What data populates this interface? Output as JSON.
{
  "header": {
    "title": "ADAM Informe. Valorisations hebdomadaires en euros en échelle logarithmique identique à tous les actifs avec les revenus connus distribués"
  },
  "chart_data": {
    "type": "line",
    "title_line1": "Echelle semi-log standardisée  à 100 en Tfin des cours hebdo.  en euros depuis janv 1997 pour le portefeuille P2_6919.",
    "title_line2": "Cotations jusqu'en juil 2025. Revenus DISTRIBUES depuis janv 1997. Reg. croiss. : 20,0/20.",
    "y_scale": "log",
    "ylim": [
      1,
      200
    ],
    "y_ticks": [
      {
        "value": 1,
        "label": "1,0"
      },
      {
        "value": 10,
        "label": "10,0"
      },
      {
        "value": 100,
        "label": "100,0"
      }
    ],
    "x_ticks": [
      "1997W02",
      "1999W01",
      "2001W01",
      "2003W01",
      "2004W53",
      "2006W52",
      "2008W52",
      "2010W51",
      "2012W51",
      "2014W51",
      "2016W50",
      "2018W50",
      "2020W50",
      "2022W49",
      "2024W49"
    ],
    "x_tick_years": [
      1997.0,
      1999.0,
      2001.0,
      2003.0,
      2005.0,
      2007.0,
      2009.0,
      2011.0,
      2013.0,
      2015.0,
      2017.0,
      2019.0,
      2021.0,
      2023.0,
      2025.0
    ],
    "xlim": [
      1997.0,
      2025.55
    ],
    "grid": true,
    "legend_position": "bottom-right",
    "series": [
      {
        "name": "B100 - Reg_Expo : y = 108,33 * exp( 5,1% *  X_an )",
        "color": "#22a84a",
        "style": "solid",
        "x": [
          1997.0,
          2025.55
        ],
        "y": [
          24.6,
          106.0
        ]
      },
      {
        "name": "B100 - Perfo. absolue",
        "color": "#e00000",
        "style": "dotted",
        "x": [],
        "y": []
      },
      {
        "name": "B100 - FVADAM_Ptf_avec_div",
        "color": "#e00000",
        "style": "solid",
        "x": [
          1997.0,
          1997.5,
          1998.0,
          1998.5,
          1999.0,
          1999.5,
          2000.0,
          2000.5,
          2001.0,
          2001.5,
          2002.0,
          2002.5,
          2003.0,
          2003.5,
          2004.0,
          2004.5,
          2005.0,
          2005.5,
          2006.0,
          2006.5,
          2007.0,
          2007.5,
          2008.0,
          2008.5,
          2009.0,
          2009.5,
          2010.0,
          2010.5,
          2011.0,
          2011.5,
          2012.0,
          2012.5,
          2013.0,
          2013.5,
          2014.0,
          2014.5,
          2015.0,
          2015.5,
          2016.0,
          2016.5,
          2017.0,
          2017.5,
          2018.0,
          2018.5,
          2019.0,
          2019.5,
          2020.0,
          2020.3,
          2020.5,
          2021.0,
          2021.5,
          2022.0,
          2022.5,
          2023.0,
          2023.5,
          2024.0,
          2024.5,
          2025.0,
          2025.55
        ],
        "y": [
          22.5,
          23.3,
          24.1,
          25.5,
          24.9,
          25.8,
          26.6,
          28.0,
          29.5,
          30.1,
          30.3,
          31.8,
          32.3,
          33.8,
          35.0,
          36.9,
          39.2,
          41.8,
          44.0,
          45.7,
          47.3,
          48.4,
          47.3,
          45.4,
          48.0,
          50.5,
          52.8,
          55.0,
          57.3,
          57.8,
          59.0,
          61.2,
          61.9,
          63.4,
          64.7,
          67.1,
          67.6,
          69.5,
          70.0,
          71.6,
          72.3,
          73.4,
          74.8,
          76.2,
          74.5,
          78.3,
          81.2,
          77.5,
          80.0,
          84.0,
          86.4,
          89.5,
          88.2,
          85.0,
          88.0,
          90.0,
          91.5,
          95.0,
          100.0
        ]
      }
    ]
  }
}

▶ [Short task]:
Filter the entries down to the lines with the word "janv" in them.

▶ [Reply to the task]:
    "title_line1": "Echelle semi-log standardisée  à 100 en Tfin des cours hebdo.  en euros depuis janv 1997 pour le portefeuille P2_6919.",
    "title_line2": "Cotations jusqu'en juil 2025. Revenus DISTRIBUES depuis janv 1997. Reg. croiss. : 20,0/20.",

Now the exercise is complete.